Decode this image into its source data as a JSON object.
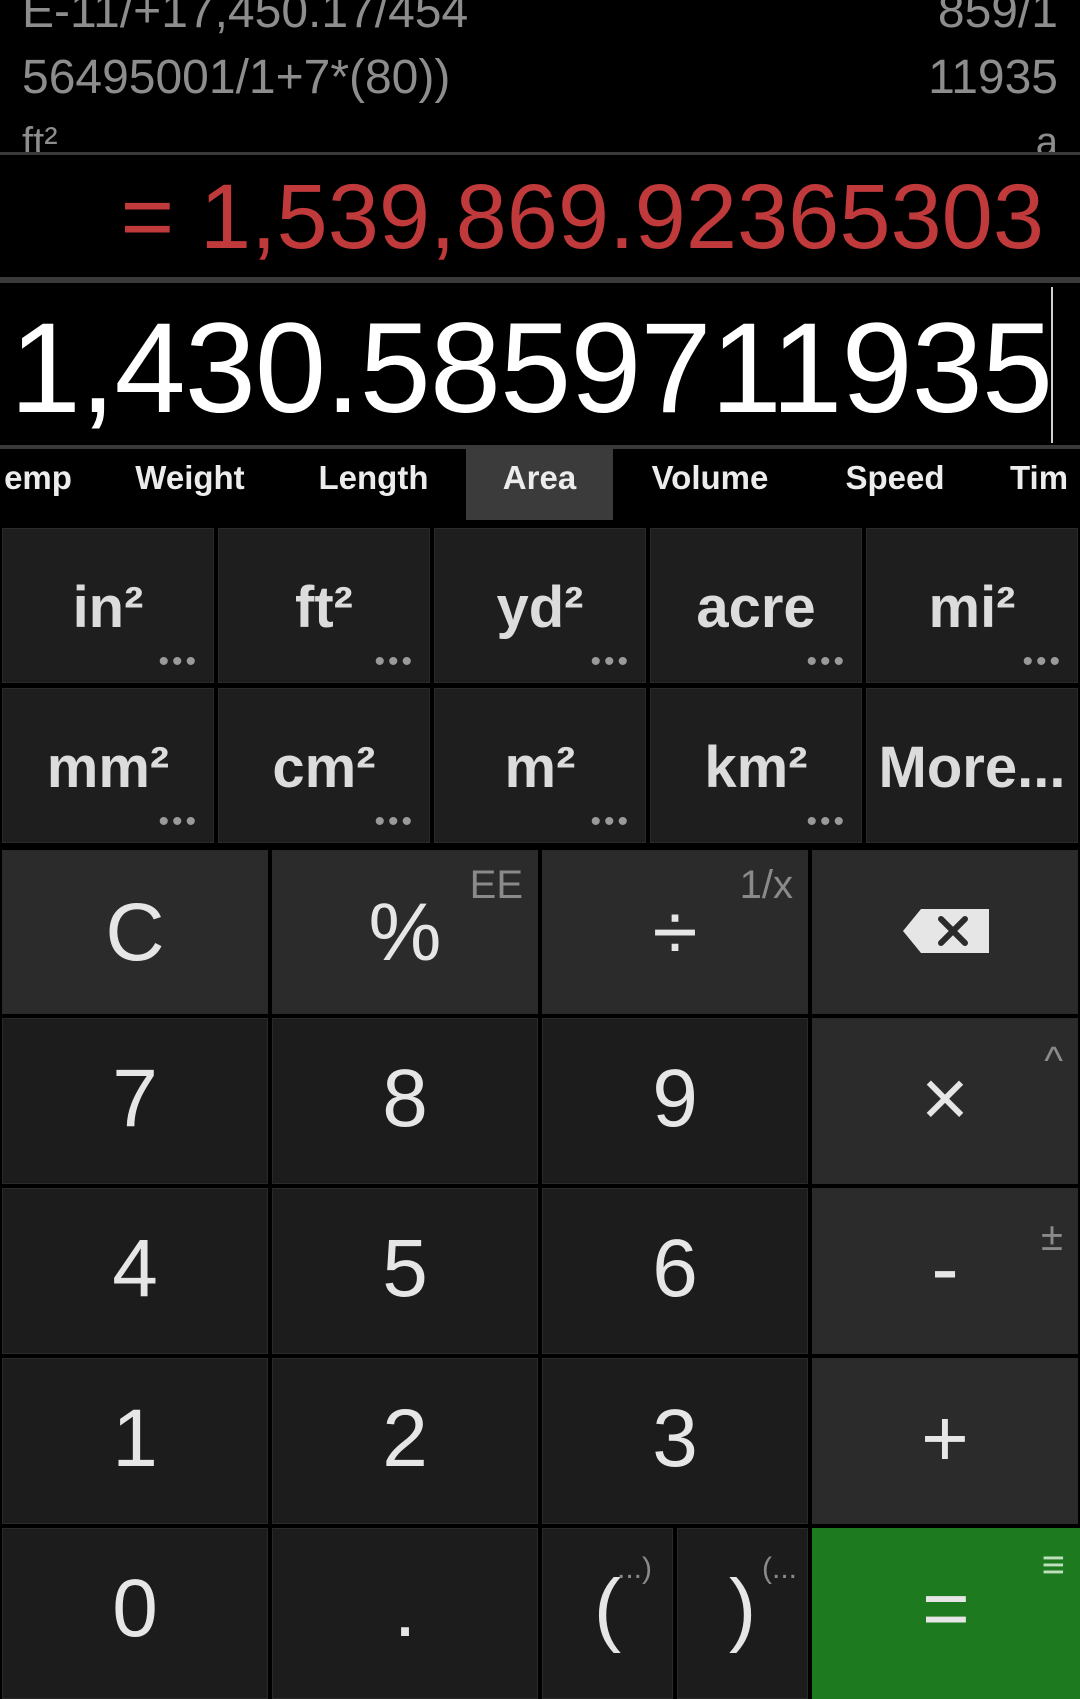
{
  "history": {
    "line1_left": "E-11/+17,450.17/454",
    "line1_right": "859/1",
    "line2_left": "56495001/1+7*(80))",
    "line2_right": "11935",
    "line3_left": "ft²",
    "line3_right": "a"
  },
  "result": "= 1,539,869.92365303",
  "input": "1,430.5859711935",
  "tabs": [
    {
      "label": "emp"
    },
    {
      "label": "Weight"
    },
    {
      "label": "Length"
    },
    {
      "label": "Area",
      "active": true
    },
    {
      "label": "Volume"
    },
    {
      "label": "Speed"
    },
    {
      "label": "Tim"
    }
  ],
  "units": [
    {
      "label": "in²",
      "dots": "•••"
    },
    {
      "label": "ft²",
      "dots": "•••"
    },
    {
      "label": "yd²",
      "dots": "•••"
    },
    {
      "label": "acre",
      "dots": "•••"
    },
    {
      "label": "mi²",
      "dots": "•••"
    },
    {
      "label": "mm²",
      "dots": "•••"
    },
    {
      "label": "cm²",
      "dots": "•••"
    },
    {
      "label": "m²",
      "dots": "•••"
    },
    {
      "label": "km²",
      "dots": "•••"
    },
    {
      "label": "More..."
    }
  ],
  "keys": {
    "clear": "C",
    "percent": "%",
    "percent_alt": "EE",
    "divide": "÷",
    "divide_alt": "1/x",
    "backspace": "⌫",
    "seven": "7",
    "eight": "8",
    "nine": "9",
    "multiply": "×",
    "multiply_alt": "^",
    "four": "4",
    "five": "5",
    "six": "6",
    "minus": "-",
    "minus_alt": "±",
    "one": "1",
    "two": "2",
    "three": "3",
    "plus": "+",
    "zero": "0",
    "dot": ".",
    "open_paren": "(",
    "open_paren_alt": "...)",
    "close_paren": ")",
    "close_paren_alt": "(...",
    "equals": "=",
    "equals_alt": "≡"
  },
  "colors": {
    "result": "#c0393b",
    "equals_key": "#1e7a1e",
    "active_tab": "#3b3b3b"
  }
}
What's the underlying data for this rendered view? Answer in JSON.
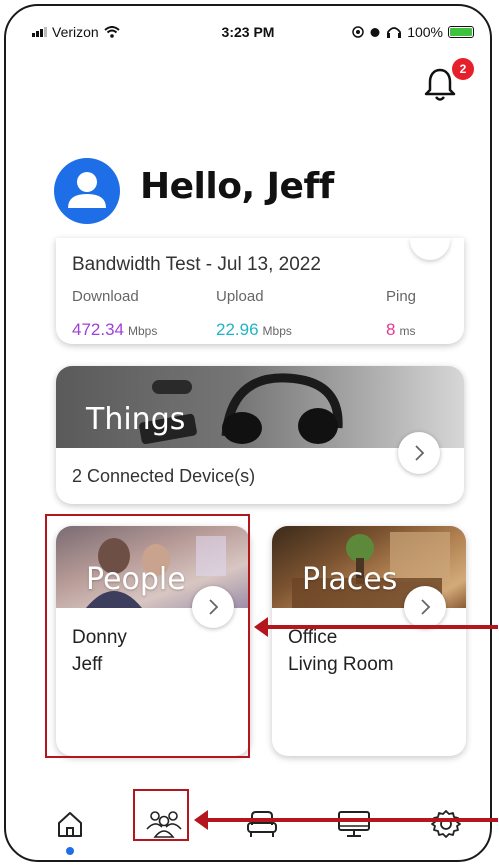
{
  "status_bar": {
    "carrier": "Verizon",
    "time": "3:23 PM",
    "battery": "100%"
  },
  "notifications": {
    "badge_count": "2"
  },
  "greeting": {
    "text": "Hello, Jeff"
  },
  "bandwidth": {
    "title": "Bandwidth Test - Jul 13, 2022",
    "download_label": "Download",
    "upload_label": "Upload",
    "ping_label": "Ping",
    "download_value": "472.34",
    "download_unit": "Mbps",
    "upload_value": "22.96",
    "upload_unit": "Mbps",
    "ping_value": "8",
    "ping_unit": "ms",
    "colors": {
      "download": "#a23fd8",
      "upload": "#20b5c4",
      "ping": "#e43a8c"
    }
  },
  "things": {
    "label": "Things",
    "subtitle": "2 Connected Device(s)"
  },
  "people": {
    "label": "People",
    "members": [
      "Donny",
      "Jeff"
    ]
  },
  "places": {
    "label": "Places",
    "rooms": [
      "Office",
      "Living Room"
    ]
  },
  "tabbar": {
    "tabs": [
      "home-icon",
      "people-icon",
      "seat-icon",
      "monitor-icon",
      "gear-icon"
    ],
    "active": "home-icon"
  },
  "colors": {
    "accent": "#1e6ee8",
    "annotation": "#b3161c",
    "badge": "#e5202b"
  }
}
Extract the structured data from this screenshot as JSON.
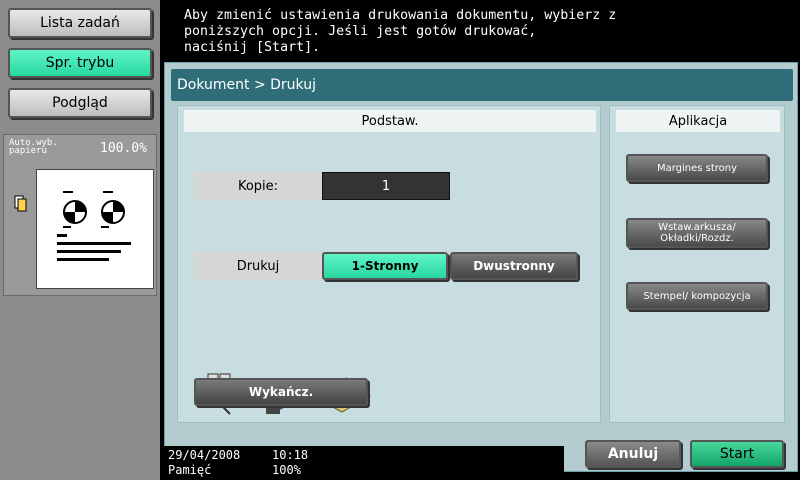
{
  "left": {
    "job_list": "Lista zadań",
    "mode_check": "Spr. trybu",
    "preview": "Podgląd",
    "paper_label": "Auto.wyb. papieru",
    "paper_percent": "100.0%"
  },
  "message": "Aby zmienić ustawienia drukowania dokumentu, wybierz z\nponiższych opcji. Jeśli jest gotów drukować,\nnaciśnij [Start].",
  "breadcrumb": "Dokument > Drukuj",
  "basic": {
    "title": "Podstaw.",
    "copies_label": "Kopie:",
    "copies_value": "1",
    "print_label": "Drukuj",
    "simplex": "1-Stronny",
    "duplex": "Dwustronny",
    "finishing": "Wykańcz."
  },
  "app": {
    "title": "Aplikacja",
    "margin": "Margines strony",
    "insert": "Wstaw.arkusza/ Okładki/Rozdz.",
    "stamp": "Stempel/ kompozycja"
  },
  "status": {
    "date": "29/04/2008",
    "time": "10:18",
    "memory_label": "Pamięć",
    "memory_value": "100%"
  },
  "buttons": {
    "cancel": "Anuluj",
    "start": "Start"
  },
  "colors": {
    "accent_green": "#27d79f",
    "start_green": "#13a46b",
    "header_teal": "#2f6e78"
  }
}
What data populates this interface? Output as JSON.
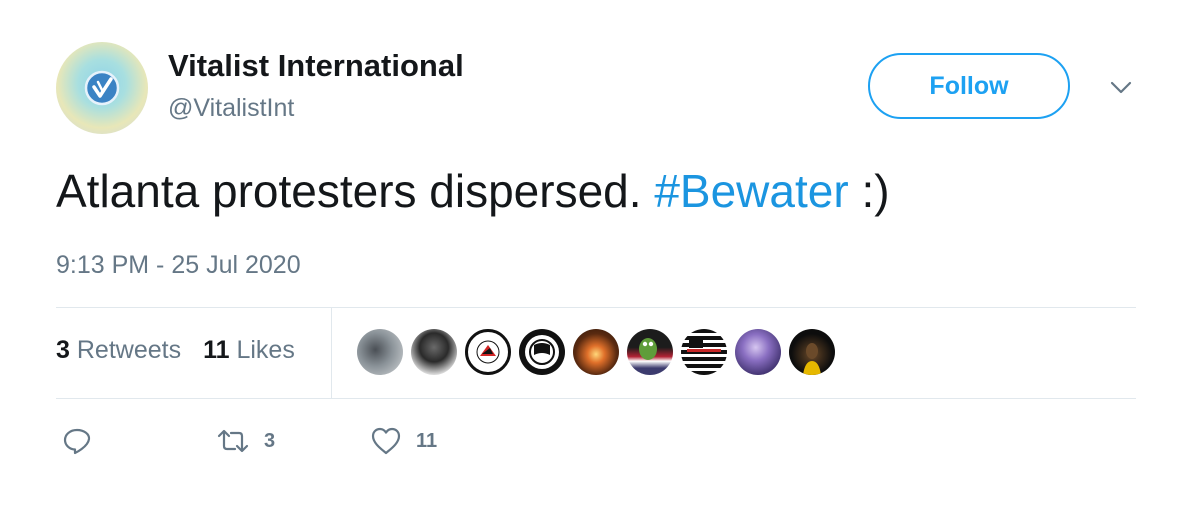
{
  "author": {
    "display_name": "Vitalist International",
    "handle": "@VitalistInt"
  },
  "follow_button": {
    "label": "Follow"
  },
  "tweet": {
    "text_before": "Atlanta protesters dispersed. ",
    "hashtag": "#Bewater",
    "text_after": " :)",
    "timestamp": "9:13 PM - 25 Jul 2020"
  },
  "stats": {
    "retweets_count": "3",
    "retweets_label": "Retweets",
    "likes_count": "11",
    "likes_label": "Likes"
  },
  "likers": [
    {
      "name": "liker-1",
      "color": "#9aa1a6"
    },
    {
      "name": "liker-2",
      "color": "#2d2d2d"
    },
    {
      "name": "liker-3",
      "color": "#ffffff"
    },
    {
      "name": "liker-4",
      "color": "#111111"
    },
    {
      "name": "liker-5",
      "color": "#5a2a10"
    },
    {
      "name": "liker-6",
      "color": "#3b6e2e"
    },
    {
      "name": "liker-7",
      "color": "#1a1a1a"
    },
    {
      "name": "liker-8",
      "color": "#5b4a8c"
    },
    {
      "name": "liker-9",
      "color": "#0d0d0d"
    }
  ],
  "actions": {
    "reply": {
      "icon": "reply-icon",
      "count": ""
    },
    "retweet": {
      "icon": "retweet-icon",
      "count": "3"
    },
    "like": {
      "icon": "heart-icon",
      "count": "11"
    }
  },
  "colors": {
    "accent": "#1da1f2",
    "hashtag": "#1b95e0",
    "secondary_text": "#657786",
    "primary_text": "#14171a",
    "divider": "#e1e8ed"
  }
}
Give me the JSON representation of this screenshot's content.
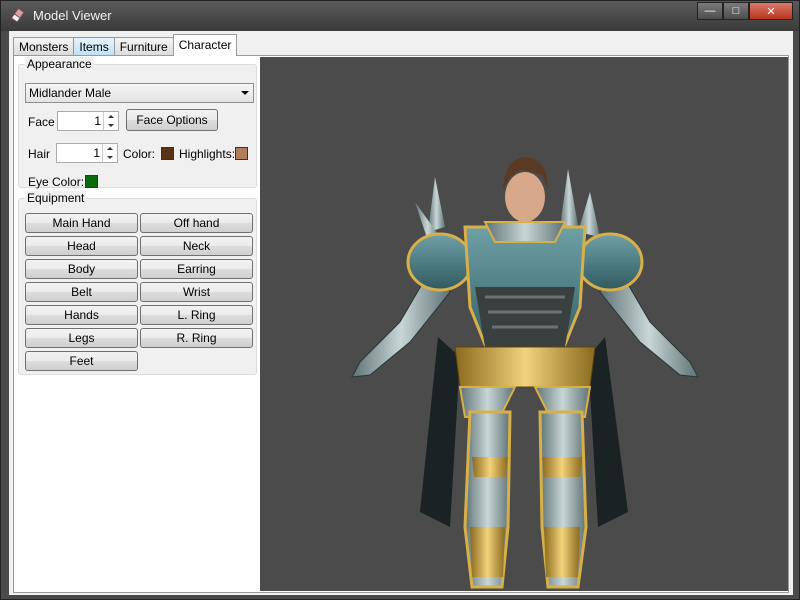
{
  "window": {
    "title": "Model Viewer",
    "controls": {
      "minimize": "—",
      "maximize": "□",
      "close": "✕"
    }
  },
  "tabs": [
    {
      "label": "Monsters"
    },
    {
      "label": "Items"
    },
    {
      "label": "Furniture"
    },
    {
      "label": "Character"
    }
  ],
  "appearance": {
    "group_title": "Appearance",
    "race_select": "Midlander Male",
    "face_label": "Face",
    "face_value": "1",
    "face_options_button": "Face Options",
    "hair_label": "Hair",
    "hair_value": "1",
    "color_label": "Color:",
    "highlights_label": "Highlights:",
    "eye_color_label": "Eye Color:",
    "colors": {
      "hair": "#5a3317",
      "highlights": "#b07e5c",
      "eye": "#0a6b0a"
    }
  },
  "equipment": {
    "group_title": "Equipment",
    "slots": [
      "Main Hand",
      "Off hand",
      "Head",
      "Neck",
      "Body",
      "Earring",
      "Belt",
      "Wrist",
      "Hands",
      "L. Ring",
      "Legs",
      "R. Ring",
      "Feet"
    ]
  },
  "viewport": {
    "background": "#4b4b4b",
    "model_icon": "armored-character-model"
  }
}
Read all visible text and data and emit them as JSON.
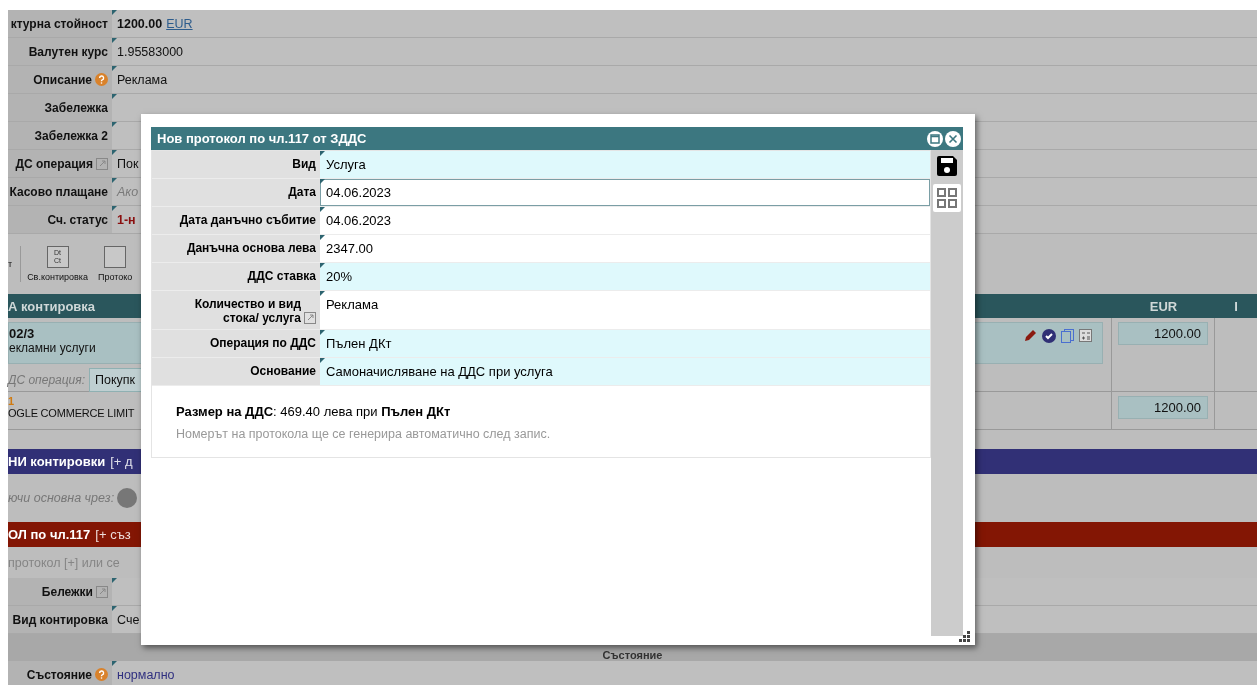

■ ■ ■

[What the task asks]:
Above are records with pictures; repeat the records exactly and leave the pictures out.

[Output below]:
Decode this image into its source data as a JSON object.
{
  "history": {
    "line1_left": "E-11/+17,450.17/454",
    "line1_right": "859/1",
    "line2_left": "56495001/1+7*(80))",
    "line2_right": "11935",
    "line3_left": "ft²",
    "line3_right": "a"
  },
  "result": "= 1,539,869.92365303",
  "input": "1,430.5859711935",
  "tabs": [
    {
      "label": "emp"
    },
    {
      "label": "Weight"
    },
    {
      "label": "Length"
    },
    {
      "label": "Area",
      "active": true
    },
    {
      "label": "Volume"
    },
    {
      "label": "Speed"
    },
    {
      "label": "Tim"
    }
  ],
  "units": [
    {
      "label": "in²",
      "dots": "•••"
    },
    {
      "label": "ft²",
      "dots": "•••"
    },
    {
      "label": "yd²",
      "dots": "•••"
    },
    {
      "label": "acre",
      "dots": "•••"
    },
    {
      "label": "mi²",
      "dots": "•••"
    },
    {
      "label": "mm²",
      "dots": "•••"
    },
    {
      "label": "cm²",
      "dots": "•••"
    },
    {
      "label": "m²",
      "dots": "•••"
    },
    {
      "label": "km²",
      "dots": "•••"
    },
    {
      "label": "More..."
    }
  ],
  "keys": {
    "clear": "C",
    "percent": "%",
    "percent_alt": "EE",
    "divide": "÷",
    "divide_alt": "1/x",
    "backspace": "⌫",
    "seven": "7",
    "eight": "8",
    "nine": "9",
    "multiply": "×",
    "multiply_alt": "^",
    "four": "4",
    "five": "5",
    "six": "6",
    "minus": "-",
    "minus_alt": "±",
    "one": "1",
    "two": "2",
    "three": "3",
    "plus": "+",
    "zero": "0",
    "dot": ".",
    "open_paren": "(",
    "open_paren_alt": "...)",
    "close_paren": ")",
    "close_paren_alt": "(...",
    "equals": "=",
    "equals_alt": "≡"
  },
  "colors": {
    "result": "#c0393b",
    "equals_key": "#1e7a1e",
    "active_tab": "#3b3b3b"
  }
}
What's the underlying data for this rendered view? Answer in JSON.
{
  "status_bar": {
    "carrier": "Verizon",
    "time": "3:23 PM",
    "battery": "100%"
  },
  "notifications": {
    "badge_count": "2"
  },
  "greeting": {
    "text": "Hello, Jeff"
  },
  "bandwidth": {
    "title": "Bandwidth Test - Jul 13, 2022",
    "download_label": "Download",
    "upload_label": "Upload",
    "ping_label": "Ping",
    "download_value": "472.34",
    "download_unit": "Mbps",
    "upload_value": "22.96",
    "upload_unit": "Mbps",
    "ping_value": "8",
    "ping_unit": "ms",
    "colors": {
      "download": "#a23fd8",
      "upload": "#20b5c4",
      "ping": "#e43a8c"
    }
  },
  "things": {
    "label": "Things",
    "subtitle": "2 Connected Device(s)"
  },
  "people": {
    "label": "People",
    "members": [
      "Donny",
      "Jeff"
    ]
  },
  "places": {
    "label": "Places",
    "rooms": [
      "Office",
      "Living Room"
    ]
  },
  "tabbar": {
    "tabs": [
      "home-icon",
      "people-icon",
      "seat-icon",
      "monitor-icon",
      "gear-icon"
    ],
    "active": "home-icon"
  },
  "colors": {
    "accent": "#1e6ee8",
    "annotation": "#b3161c",
    "badge": "#e5202b"
  }
}
Extract the structured data from this screenshot as JSON.
{
  "left": {
    "job_list": "Lista zadań",
    "mode_check": "Spr. trybu",
    "preview": "Podgląd",
    "paper_label": "Auto.wyb. papieru",
    "paper_percent": "100.0%"
  },
  "message": "Aby zmienić ustawienia drukowania dokumentu, wybierz z\nponiższych opcji. Jeśli jest gotów drukować,\nnaciśnij [Start].",
  "breadcrumb": "Dokument > Drukuj",
  "basic": {
    "title": "Podstaw.",
    "copies_label": "Kopie:",
    "copies_value": "1",
    "print_label": "Drukuj",
    "simplex": "1-Stronny",
    "duplex": "Dwustronny",
    "finishing": "Wykańcz."
  },
  "app": {
    "title": "Aplikacja",
    "margin": "Margines strony",
    "insert": "Wstaw.arkusza/ Okładki/Rozdz.",
    "stamp": "Stempel/ kompozycja"
  },
  "status": {
    "date": "29/04/2008",
    "time": "10:18",
    "memory_label": "Pamięć",
    "memory_value": "100%"
  },
  "buttons": {
    "cancel": "Anuluj",
    "start": "Start"
  },
  "colors": {
    "accent_green": "#27d79f",
    "start_green": "#13a46b",
    "header_teal": "#2f6e78"
  }
}
What data populates this interface? Output as JSON.
{
  "author": {
    "display_name": "Vitalist International",
    "handle": "@VitalistInt"
  },
  "follow_button": {
    "label": "Follow"
  },
  "tweet": {
    "text_before": "Atlanta protesters dispersed. ",
    "hashtag": "#Bewater",
    "text_after": " :)",
    "timestamp": "9:13 PM - 25 Jul 2020"
  },
  "stats": {
    "retweets_count": "3",
    "retweets_label": "Retweets",
    "likes_count": "11",
    "likes_label": "Likes"
  },
  "likers": [
    {
      "name": "liker-1",
      "color": "#9aa1a6"
    },
    {
      "name": "liker-2",
      "color": "#2d2d2d"
    },
    {
      "name": "liker-3",
      "color": "#ffffff"
    },
    {
      "name": "liker-4",
      "color": "#111111"
    },
    {
      "name": "liker-5",
      "color": "#5a2a10"
    },
    {
      "name": "liker-6",
      "color": "#3b6e2e"
    },
    {
      "name": "liker-7",
      "color": "#1a1a1a"
    },
    {
      "name": "liker-8",
      "color": "#5b4a8c"
    },
    {
      "name": "liker-9",
      "color": "#0d0d0d"
    }
  ],
  "actions": {
    "reply": {
      "icon": "reply-icon",
      "count": ""
    },
    "retweet": {
      "icon": "retweet-icon",
      "count": "3"
    },
    "like": {
      "icon": "heart-icon",
      "count": "11"
    }
  },
  "colors": {
    "accent": "#1da1f2",
    "hashtag": "#1b95e0",
    "secondary_text": "#657786",
    "primary_text": "#14171a",
    "divider": "#e1e8ed"
  }
}
Give me the JSON representation of this screenshot's content.
{
  "window": {
    "title": "Model Viewer",
    "controls": {
      "minimize": "—",
      "maximize": "□",
      "close": "✕"
    }
  },
  "tabs": [
    {
      "label": "Monsters"
    },
    {
      "label": "Items"
    },
    {
      "label": "Furniture"
    },
    {
      "label": "Character"
    }
  ],
  "appearance": {
    "group_title": "Appearance",
    "race_select": "Midlander Male",
    "face_label": "Face",
    "face_value": "1",
    "face_options_button": "Face Options",
    "hair_label": "Hair",
    "hair_value": "1",
    "color_label": "Color:",
    "highlights_label": "Highlights:",
    "eye_color_label": "Eye Color:",
    "colors": {
      "hair": "#5a3317",
      "highlights": "#b07e5c",
      "eye": "#0a6b0a"
    }
  },
  "equipment": {
    "group_title": "Equipment",
    "slots": [
      "Main Hand",
      "Off hand",
      "Head",
      "Neck",
      "Body",
      "Earring",
      "Belt",
      "Wrist",
      "Hands",
      "L. Ring",
      "Legs",
      "R. Ring",
      "Feet"
    ]
  },
  "viewport": {
    "background": "#4b4b4b",
    "model_icon": "armored-character-model"
  }
}
Read all visible text and data and emit them as JSON.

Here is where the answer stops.